**Texto:**

Estou a ler um livro de um dos meus avôs, "O Segredo do Major Thompson" de Pierre Daninos (Clássica Editora). Há cerca de 40 anos lera um antecedente, "Os Cadernos do Major Thompson" - e estou agora a gostar mais do que a memória que tenho do primeiro, talvez efeitos da minha idade, tornando-me mais ... pausado. Daninos era francês, escreve num rumo tipo André Maurois, e teve na época um enorme sucesso. São pequenas crónicas humorísticas, de uma ironia fina (e mansa, também), despretenciosa, jogando com os estereótipos nacionais. A sua criatura, o inglês Major Thompson vive em França, casado com uma francesa, e elabora sobre as características típicas dos franceses. Neste livro vai à Grã-Bretanha em familia e com amigos, e um destes, "Danainos" ele-próprio, elabora sobre as exdrúxulas características que encontra nos ingleses. É uma leitura muito simpática.

**Segmento de dados:**
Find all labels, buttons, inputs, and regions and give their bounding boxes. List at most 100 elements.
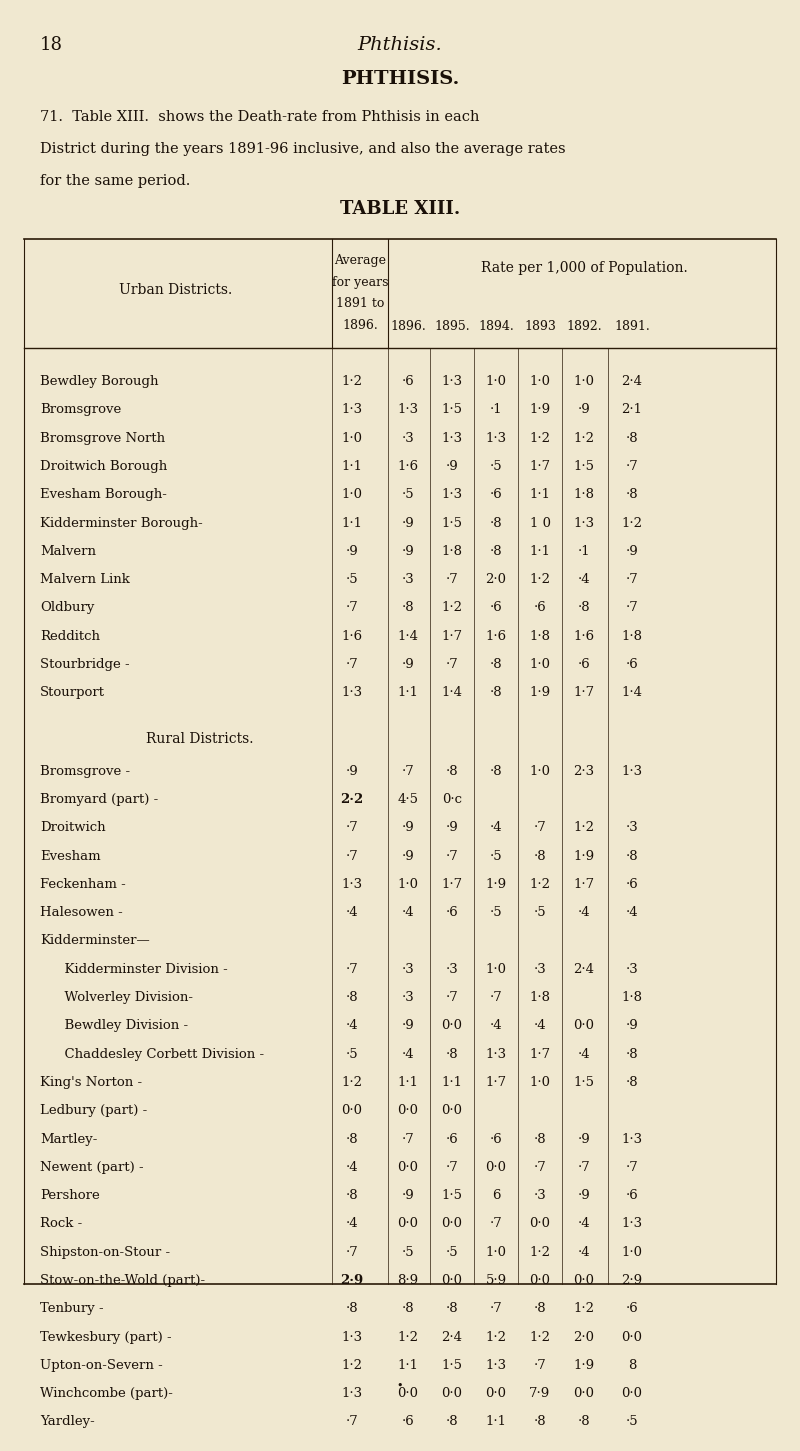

**Enunciado:** Segundo o texto, em que país vive o Major Thompson e com quem é casado? Os dados são material à parte, sem ligação ao texto.

**Resposta:** Vive em França e é casado com uma francesa.